**WORK TO COMPLETE:** Copy all of the records below verbatim.
____
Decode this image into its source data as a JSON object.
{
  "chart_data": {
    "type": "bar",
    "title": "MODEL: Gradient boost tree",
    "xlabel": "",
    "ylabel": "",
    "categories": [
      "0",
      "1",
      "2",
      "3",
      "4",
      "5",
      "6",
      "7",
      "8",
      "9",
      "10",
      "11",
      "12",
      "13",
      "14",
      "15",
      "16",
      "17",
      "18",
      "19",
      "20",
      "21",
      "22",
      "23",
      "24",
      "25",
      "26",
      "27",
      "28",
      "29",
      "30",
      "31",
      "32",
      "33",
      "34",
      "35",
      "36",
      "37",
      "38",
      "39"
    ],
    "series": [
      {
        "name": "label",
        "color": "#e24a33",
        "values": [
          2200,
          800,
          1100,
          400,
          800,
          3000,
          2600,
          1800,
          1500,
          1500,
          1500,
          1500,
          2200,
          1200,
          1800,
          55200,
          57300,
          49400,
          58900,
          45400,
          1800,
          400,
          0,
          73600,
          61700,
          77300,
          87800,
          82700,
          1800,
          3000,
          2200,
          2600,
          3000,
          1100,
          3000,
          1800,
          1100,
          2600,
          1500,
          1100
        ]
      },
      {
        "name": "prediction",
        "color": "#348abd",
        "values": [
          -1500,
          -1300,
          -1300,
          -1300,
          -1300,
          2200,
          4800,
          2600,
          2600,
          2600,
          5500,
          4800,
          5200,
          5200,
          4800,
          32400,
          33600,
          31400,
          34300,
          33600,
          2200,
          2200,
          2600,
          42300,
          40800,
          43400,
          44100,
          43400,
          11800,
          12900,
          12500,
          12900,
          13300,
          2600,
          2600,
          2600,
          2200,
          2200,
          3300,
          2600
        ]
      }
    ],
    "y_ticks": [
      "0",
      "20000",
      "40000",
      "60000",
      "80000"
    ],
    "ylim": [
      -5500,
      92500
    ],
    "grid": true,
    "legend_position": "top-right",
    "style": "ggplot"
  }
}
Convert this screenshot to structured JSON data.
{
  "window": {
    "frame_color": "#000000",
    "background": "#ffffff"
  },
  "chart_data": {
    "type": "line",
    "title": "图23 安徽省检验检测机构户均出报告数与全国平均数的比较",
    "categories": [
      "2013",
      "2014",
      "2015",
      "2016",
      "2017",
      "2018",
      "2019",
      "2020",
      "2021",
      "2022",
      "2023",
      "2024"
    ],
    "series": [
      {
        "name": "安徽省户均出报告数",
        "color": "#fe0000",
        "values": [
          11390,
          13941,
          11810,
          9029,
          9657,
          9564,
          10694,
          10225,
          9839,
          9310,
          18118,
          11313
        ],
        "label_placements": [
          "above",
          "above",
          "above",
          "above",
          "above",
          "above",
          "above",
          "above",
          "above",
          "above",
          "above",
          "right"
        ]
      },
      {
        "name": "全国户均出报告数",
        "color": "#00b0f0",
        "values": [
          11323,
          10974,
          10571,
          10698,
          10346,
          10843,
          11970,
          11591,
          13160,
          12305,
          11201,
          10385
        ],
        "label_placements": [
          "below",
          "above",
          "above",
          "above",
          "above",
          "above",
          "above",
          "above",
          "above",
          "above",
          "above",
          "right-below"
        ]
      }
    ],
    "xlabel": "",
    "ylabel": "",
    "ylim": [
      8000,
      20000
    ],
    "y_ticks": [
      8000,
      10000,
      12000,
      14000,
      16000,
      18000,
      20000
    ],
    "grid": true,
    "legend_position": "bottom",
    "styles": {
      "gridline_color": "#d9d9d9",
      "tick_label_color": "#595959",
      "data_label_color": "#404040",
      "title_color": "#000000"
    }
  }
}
____
**WRITTEN SOLUTION:**
Decode this image into its source data as a JSON object.
{
  "chart_data": {
    "type": "bar",
    "title": "MODEL: Gradient boost tree",
    "xlabel": "",
    "ylabel": "",
    "categories": [
      "0",
      "1",
      "2",
      "3",
      "4",
      "5",
      "6",
      "7",
      "8",
      "9",
      "10",
      "11",
      "12",
      "13",
      "14",
      "15",
      "16",
      "17",
      "18",
      "19",
      "20",
      "21",
      "22",
      "23",
      "24",
      "25",
      "26",
      "27",
      "28",
      "29",
      "30",
      "31",
      "32",
      "33",
      "34",
      "35",
      "36",
      "37",
      "38",
      "39"
    ],
    "series": [
      {
        "name": "label",
        "color": "#e24a33",
        "values": [
          2200,
          800,
          1100,
          400,
          800,
          3000,
          2600,
          1800,
          1500,
          1500,
          1500,
          1500,
          2200,
          1200,
          1800,
          55200,
          57300,
          49400,
          58900,
          45400,
          1800,
          400,
          0,
          73600,
          61700,
          77300,
          87800,
          82700,
          1800,
          3000,
          2200,
          2600,
          3000,
          1100,
          3000,
          1800,
          1100,
          2600,
          1500,
          1100
        ]
      },
      {
        "name": "prediction",
        "color": "#348abd",
        "values": [
          -1500,
          -1300,
          -1300,
          -1300,
          -1300,
          2200,
          4800,
          2600,
          2600,
          2600,
          5500,
          4800,
          5200,
          5200,
          4800,
          32400,
          33600,
          31400,
          34300,
          33600,
          2200,
          2200,
          2600,
          42300,
          40800,
          43400,
          44100,
          43400,
          11800,
          12900,
          12500,
          12900,
          13300,
          2600,
          2600,
          2600,
          2200,
          2200,
          3300,
          2600
        ]
      }
    ],
    "y_ticks": [
      "0",
      "20000",
      "40000",
      "60000",
      "80000"
    ],
    "ylim": [
      -5500,
      92500
    ],
    "grid": true,
    "legend_position": "top-right",
    "style": "ggplot"
  }
}
Convert this screenshot to structured JSON data.
{
  "window": {
    "frame_color": "#000000",
    "background": "#ffffff"
  },
  "chart_data": {
    "type": "line",
    "title": "图23 安徽省检验检测机构户均出报告数与全国平均数的比较",
    "categories": [
      "2013",
      "2014",
      "2015",
      "2016",
      "2017",
      "2018",
      "2019",
      "2020",
      "2021",
      "2022",
      "2023",
      "2024"
    ],
    "series": [
      {
        "name": "安徽省户均出报告数",
        "color": "#fe0000",
        "values": [
          11390,
          13941,
          11810,
          9029,
          9657,
          9564,
          10694,
          10225,
          9839,
          9310,
          18118,
          11313
        ],
        "label_placements": [
          "above",
          "above",
          "above",
          "above",
          "above",
          "above",
          "above",
          "above",
          "above",
          "above",
          "above",
          "right"
        ]
      },
      {
        "name": "全国户均出报告数",
        "color": "#00b0f0",
        "values": [
          11323,
          10974,
          10571,
          10698,
          10346,
          10843,
          11970,
          11591,
          13160,
          12305,
          11201,
          10385
        ],
        "label_placements": [
          "below",
          "above",
          "above",
          "above",
          "above",
          "above",
          "above",
          "above",
          "above",
          "above",
          "above",
          "right-below"
        ]
      }
    ],
    "xlabel": "",
    "ylabel": "",
    "ylim": [
      8000,
      20000
    ],
    "y_ticks": [
      8000,
      10000,
      12000,
      14000,
      16000,
      18000,
      20000
    ],
    "grid": true,
    "legend_position": "bottom",
    "styles": {
      "gridline_color": "#d9d9d9",
      "tick_label_color": "#595959",
      "data_label_color": "#404040",
      "title_color": "#000000"
    }
  }
}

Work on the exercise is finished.